**Instructions to follow**
Please transcribe the data that follows without the pictures, keeping every word the same.

### Records shown ###

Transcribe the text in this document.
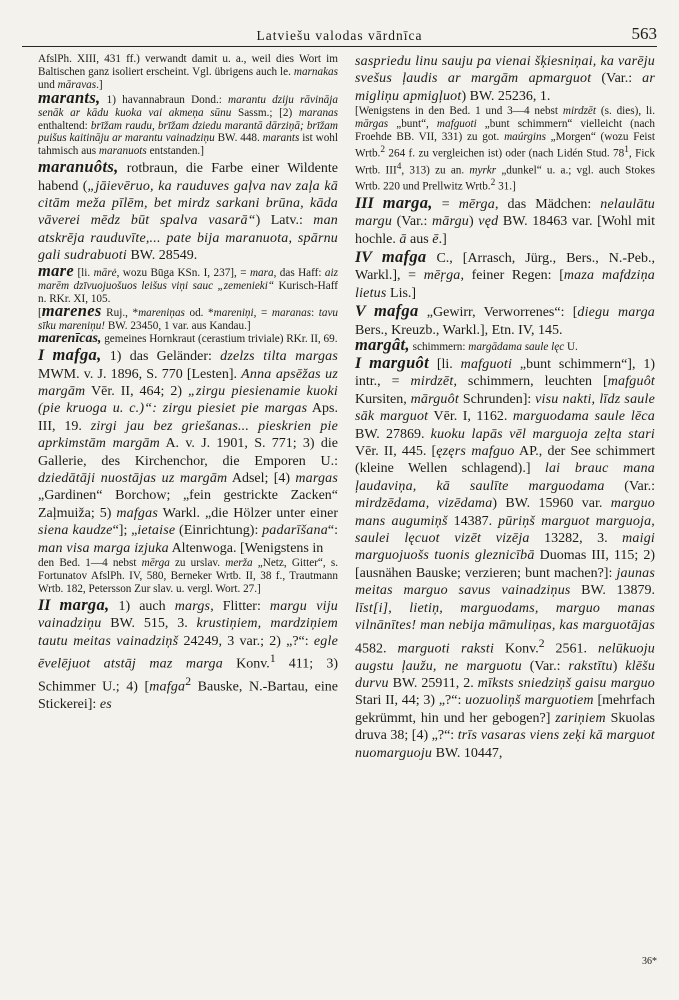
Latviešu valodas vārdnīca	563

AfslPh. XIII, 431 ff.) verwandt damit u. a., weil dies Wort im Baltischen ganz isoliert erscheint. Vgl. übrigens auch le. marnakas und māravas.]

marants, 1) havannabraun Dond.: marantu dziju rāvināja senāk ar kādu kuoka vai akmeņa sūnu Sassm.; [2) maranas enthaltend: brīžam raudu, brīžam dziedu marantā dārziņā; brīžam puišus kaitināju ar marantu vainadziņu BW. 448. marants ist wohl tahmisch aus maranuots entstanden.]

maranuôts, rotbraun, die Farbe einer Wildente habend („jāievēruo, ka rauduves gaļva nav zaļa kā citām meža pīlēm, bet mirdz sarkani brūna, kāda vāverei mēdz būt spalva vasarā“) Latv.: man atskrēja rauduvīte,... pate bija maranuota, spārnu gali sudrabuoti BW. 28549.

mare [li. mārė, wozu Būga KSn. I, 237], = mara, das Haff: aiz marēm dzīvuojuošuos leišus viņi sauc „zemenieki“ Kurisch-Haff n. RKr. XI, 105.

[marenes Ruj., *mareniņas od. *mareniņi, = maranas: tavu sīku mareniņu! BW. 23450, 1 var. aus Kandau.]

marenīcas, gemeines Hornkraut (cerastium triviale) RKr. II, 69.

I mafga, 1) das Geländer: dzelzs tilta margas MWM. v. J. 1896, S. 770 [Lesten]. Anna apsēžas uz margām Vēr. II, 464; 2) „zirgu piesienamie kuoki (pie kruoga u. c.)“: zirgu piesiet pie margas Aps. III, 19. zirgi jau bez griešanas... pieskrien pie aprkimstām margām A. v. J. 1901, S. 771; 3) die Gallerie, des Kirchenchor, die Emporen U.: dziedātāji nuostājas uz margām Adsel; [4) margas „Gardinen“ Borchow; „fein gestrickte Zacken“ Zaļmuiža; 5) mafgas Warkl. „die Hölzer unter einer siena kaudze“]; „ietaise (Einrichtung): padarīšana“: man visa marga izjuka Altenwoga. [Wenigstens in

den Bed. 1—4 nebst mērga zu urslav. merža „Netz, Gitter“, s. Fortunatov AfslPh. IV, 580, Berneker Wrtb. II, 38 f., Trautmann Wrtb. 182, Petersson Zur slav. u. vergl. Wort. 27.]

II marga, 1) auch margs, Flitter: margu viju vainadziņu BW. 515, 3. krustiņiem, mardziņiem tautu meitas vainadziņš 24249, 3 var.; 2) „?“: egle ēvelējuot atstāj maz marga Konv.$^1$ 411; 3) Schimmer U.; 4) [mafga$^2$ Bauske, N.-Bartau, eine Stickerei]: es

saspriedu linu sauju pa vienai šķiesniņai, ka varēju svešus ļaudis ar margām apmarguot (Var.: ar migliņu apmigļuot) BW. 25236, 1.

[Wenigstens in den Bed. 1 und 3—4 nebst mirdzēt (s. dies), li. mārgas „bunt“, mafguoti „bunt schimmern“ vielleicht (nach Froehde BB. VII, 331) zu got. maúrgins „Morgen“ (wozu Feist Wrtb.$^2$ 264 f. zu vergleichen ist) oder (nach Lidén Stud. $78^1$, Fick Wrtb. III$^4$, 313) zu an. myrkr „dunkel“ u. a.; vgl. auch Stokes Wrtb. 220 und Prellwitz Wrtb.$^2$ 31.]

III marga, = mērga, das Mädchen: nelaulātu margu (Var.: mārgu) vęd BW. 18463 var. [Wohl mit hochle. ā aus ē.]

IV mafga C., [Arrasch, Jürg., Bers., N.-Peb., Warkl.], = mēŗga, feiner Regen: [maza mafdziņa lietus Lis.]

V mafga „Gewirr, Verworrenes“: [diegu marga Bers., Kreuzb., Warkl.], Etn. IV, 145.

margât, schimmern: margādama saule lęc U.

I marguôt [li. mafguoti „bunt schimmern“], 1) intr., = mirdzēt, schimmern, leuchten [mafguôt Kursiten, mārguôt Schrunden]: visu nakti, līdz saule sāk marguot Vēr. I, 1162. marguodama saule lēca BW. 27869. kuoku lapās vēl marguoja zeļta stari Vēr. II, 445. [ęzęrs mafguo AP., der See schimmert (kleine Wellen schlagend).] lai brauc mana ļaudaviņa, kā saulīte marguodama (Var.: mirdzēdama, vizēdama) BW. 15960 var. marguo mans augumiņš 14387. pūriņš marguot marguoja, saulei lęcuot vizēt vizēja 13282, 3. maigi marguojuošs tuonis gleznicībā Duomas III, 115; 2) [ausnähen Bauske; verzieren; bunt machen?]: jaunas meitas marguo savus vainadziņus BW. 13879. līst[i], lietiņ, marguodams, marguo manas vilnānītes! man nebija māmuliņas, kas marguotājas 4582. marguoti raksti Konv.$^2$ 2561. nelūkuoju augstu ļaužu, ne marguotu (Var.: rakstītu) klēšu durvu BW. 25911, 2. mīksts sniedziņš gaisu marguo Stari II, 44; 3) „?“: uozuoliņš marguotiem [mehrfach gekrümmt, hin und her gebogen?] zariņiem Skuolas druva 38; [4) „?“: trīs vasaras viens zeķi kā marguot nuomarguoju BW. 10447,

36*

###

**Answer**
Transcribe the text in this document.
Latviešu valodas vārdnīca	563

AfslPh. XIII, 431 ff.) verwandt damit u. a., weil dies Wort im Baltischen ganz isoliert erscheint. Vgl. übrigens auch le. marnakas und māravas.]

marants, 1) havannabraun Dond.: marantu dziju rāvināja senāk ar kādu kuoka vai akmeņa sūnu Sassm.; [2) maranas enthaltend: brīžam raudu, brīžam dziedu marantā dārziņā; brīžam puišus kaitināju ar marantu vainadziņu BW. 448. marants ist wohl tahmisch aus maranuots entstanden.]

maranuôts, rotbraun, die Farbe einer Wildente habend („jāievēruo, ka rauduves gaļva nav zaļa kā citām meža pīlēm, bet mirdz sarkani brūna, kāda vāverei mēdz būt spalva vasarā“) Latv.: man atskrēja rauduvīte,... pate bija maranuota, spārnu gali sudrabuoti BW. 28549.

mare [li. mārė, wozu Būga KSn. I, 237], = mara, das Haff: aiz marēm dzīvuojuošuos leišus viņi sauc „zemenieki“ Kurisch-Haff n. RKr. XI, 105.

[marenes Ruj., *mareniņas od. *mareniņi, = maranas: tavu sīku mareniņu! BW. 23450, 1 var. aus Kandau.]

marenīcas, gemeines Hornkraut (cerastium triviale) RKr. II, 69.

I mafga, 1) das Geländer: dzelzs tilta margas MWM. v. J. 1896, S. 770 [Lesten]. Anna apsēžas uz margām Vēr. II, 464; 2) „zirgu piesienamie kuoki (pie kruoga u. c.)“: zirgu piesiet pie margas Aps. III, 19. zirgi jau bez griešanas... pieskrien pie aprkimstām margām A. v. J. 1901, S. 771; 3) die Gallerie, des Kirchenchor, die Emporen U.: dziedātāji nuostājas uz margām Adsel; [4) margas „Gardinen“ Borchow; „fein gestrickte Zacken“ Zaļmuiža; 5) mafgas Warkl. „die Hölzer unter einer siena kaudze“]; „ietaise (Einrichtung): padarīšana“: man visa marga izjuka Altenwoga. [Wenigstens in

den Bed. 1—4 nebst mērga zu urslav. merža „Netz, Gitter“, s. Fortunatov AfslPh. IV, 580, Berneker Wrtb. II, 38 f., Trautmann Wrtb. 182, Petersson Zur slav. u. vergl. Wort. 27.]

II marga, 1) auch margs, Flitter: margu viju vainadziņu BW. 515, 3. krustiņiem, mardziņiem tautu meitas vainadziņš 24249, 3 var.; 2) „?“: egle ēvelējuot atstāj maz marga Konv.$^1$ 411; 3) Schimmer U.; 4) [mafga$^2$ Bauske, N.-Bartau, eine Stickerei]: es

saspriedu linu sauju pa vienai šķiesniņai, ka varēju svešus ļaudis ar margām apmarguot (Var.: ar migliņu apmigļuot) BW. 25236, 1.

[Wenigstens in den Bed. 1 und 3—4 nebst mirdzēt (s. dies), li. mārgas „bunt“, mafguoti „bunt schimmern“ vielleicht (nach Froehde BB. VII, 331) zu got. maúrgins „Morgen“ (wozu Feist Wrtb.$^2$ 264 f. zu vergleichen ist) oder (nach Lidén Stud. $78^1$, Fick Wrtb. III$^4$, 313) zu an. myrkr „dunkel“ u. a.; vgl. auch Stokes Wrtb. 220 und Prellwitz Wrtb.$^2$ 31.]

III marga, = mērga, das Mädchen: nelaulātu margu (Var.: mārgu) vęd BW. 18463 var. [Wohl mit hochle. ā aus ē.]

IV mafga C., [Arrasch, Jürg., Bers., N.-Peb., Warkl.], = mēŗga, feiner Regen: [maza mafdziņa lietus Lis.]

V mafga „Gewirr, Verworrenes“: [diegu marga Bers., Kreuzb., Warkl.], Etn. IV, 145.

margât, schimmern: margādama saule lęc U.

I marguôt [li. mafguoti „bunt schimmern“], 1) intr., = mirdzēt, schimmern, leuchten [mafguôt Kursiten, mārguôt Schrunden]: visu nakti, līdz saule sāk marguot Vēr. I, 1162. marguodama saule lēca BW. 27869. kuoku lapās vēl marguoja zeļta stari Vēr. II, 445. [ęzęrs mafguo AP., der See schimmert (kleine Wellen schlagend).] lai brauc mana ļaudaviņa, kā saulīte marguodama (Var.: mirdzēdama, vizēdama) BW. 15960 var. marguo mans augumiņš 14387. pūriņš marguot marguoja, saulei lęcuot vizēt vizēja 13282, 3. maigi marguojuošs tuonis gleznicībā Duomas III, 115; 2) [ausnähen Bauske; verzieren; bunt machen?]: jaunas meitas marguo savus vainadziņus BW. 13879. līst[i], lietiņ, marguodams, marguo manas vilnānītes! man nebija māmuliņas, kas marguotājas 4582. marguoti raksti Konv.$^2$ 2561. nelūkuoju augstu ļaužu, ne marguotu (Var.: rakstītu) klēšu durvu BW. 25911, 2. mīksts sniedziņš gaisu marguo Stari II, 44; 3) „?“: uozuoliņš marguotiem [mehrfach gekrümmt, hin und her gebogen?] zariņiem Skuolas druva 38; [4) „?“: trīs vasaras viens zeķi kā marguot nuomarguoju BW. 10447,

36*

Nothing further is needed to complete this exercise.